* **Given records**
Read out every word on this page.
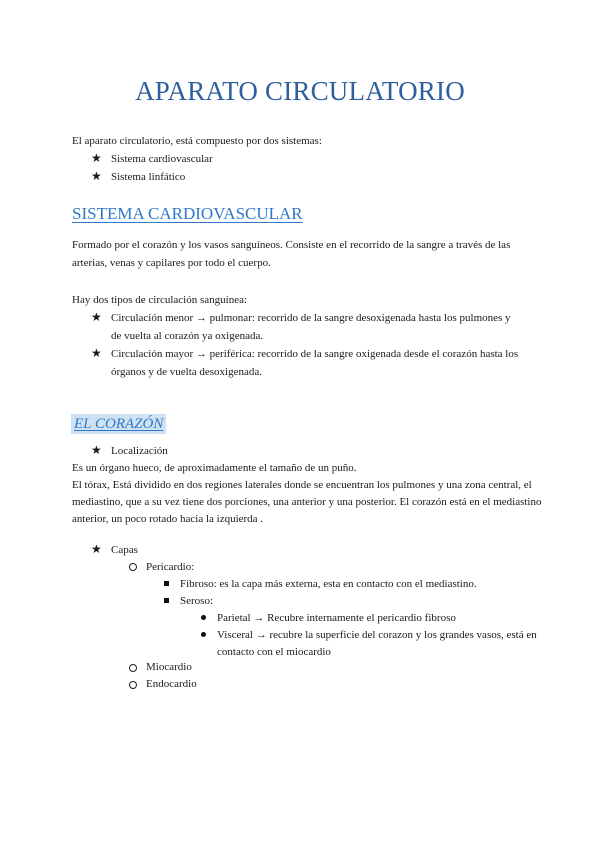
APARATO CIRCULATORIO
El aparato circulatorio, está compuesto por dos sistemas:
★ Sistema cardiovascular
★ Sistema linfático
SISTEMA CARDIOVASCULAR
Formado por el corazón y los vasos sanguíneos. Consiste en el recorrido de la sangre a través de las
arterias, venas y capilares por todo el cuerpo.
Hay dos tipos de circulación sanguínea:
★ Circulación menor → pulmonar: recorrido de la sangre desoxigenada hasta los pulmones y
de vuelta al corazón ya oxigenada.
★ Circulación mayor → periférica: recorrido de la sangre oxigenada desde el corazón hasta los
órganos y de vuelta desoxigenada.
EL CORAZÓN
★ Localización
Es un órgano hueco, de aproximadamente el tamaño de un puño.
El tórax, Está dividido en dos regiones laterales donde se encuentran los pulmones y una zona central, el
mediastino, que a su vez tiene dos porciones, una anterior y una posterior. El corazón está en el mediastino
anterior, un poco rotado hacia la izquierda .
★ Capas
Pericardio:
Fibroso: es la capa más externa, esta en contacto con el mediastino.
Seroso:
Parietal → Recubre internamente el pericardio fibroso
Visceral → recubre la superficie del corazon y los grandes vasos, está en
contacto con el miocardio
Miocardio
Endocardio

* **Stated goal**
Leaving all pictures aside, quote each record exactly.

* **Worked answer**
Read out every word on this page.
APARATO CIRCULATORIO
El aparato circulatorio, está compuesto por dos sistemas:
★ Sistema cardiovascular
★ Sistema linfático
SISTEMA CARDIOVASCULAR
Formado por el corazón y los vasos sanguíneos. Consiste en el recorrido de la sangre a través de las
arterias, venas y capilares por todo el cuerpo.
Hay dos tipos de circulación sanguínea:
★ Circulación menor → pulmonar: recorrido de la sangre desoxigenada hasta los pulmones y
de vuelta al corazón ya oxigenada.
★ Circulación mayor → periférica: recorrido de la sangre oxigenada desde el corazón hasta los
órganos y de vuelta desoxigenada.
EL CORAZÓN
★ Localización
Es un órgano hueco, de aproximadamente el tamaño de un puño.
El tórax, Está dividido en dos regiones laterales donde se encuentran los pulmones y una zona central, el
mediastino, que a su vez tiene dos porciones, una anterior y una posterior. El corazón está en el mediastino
anterior, un poco rotado hacia la izquierda .
★ Capas
Pericardio:
Fibroso: es la capa más externa, esta en contacto con el mediastino.
Seroso:
Parietal → Recubre internamente el pericardio fibroso
Visceral → recubre la superficie del corazon y los grandes vasos, está en
contacto con el miocardio
Miocardio
Endocardio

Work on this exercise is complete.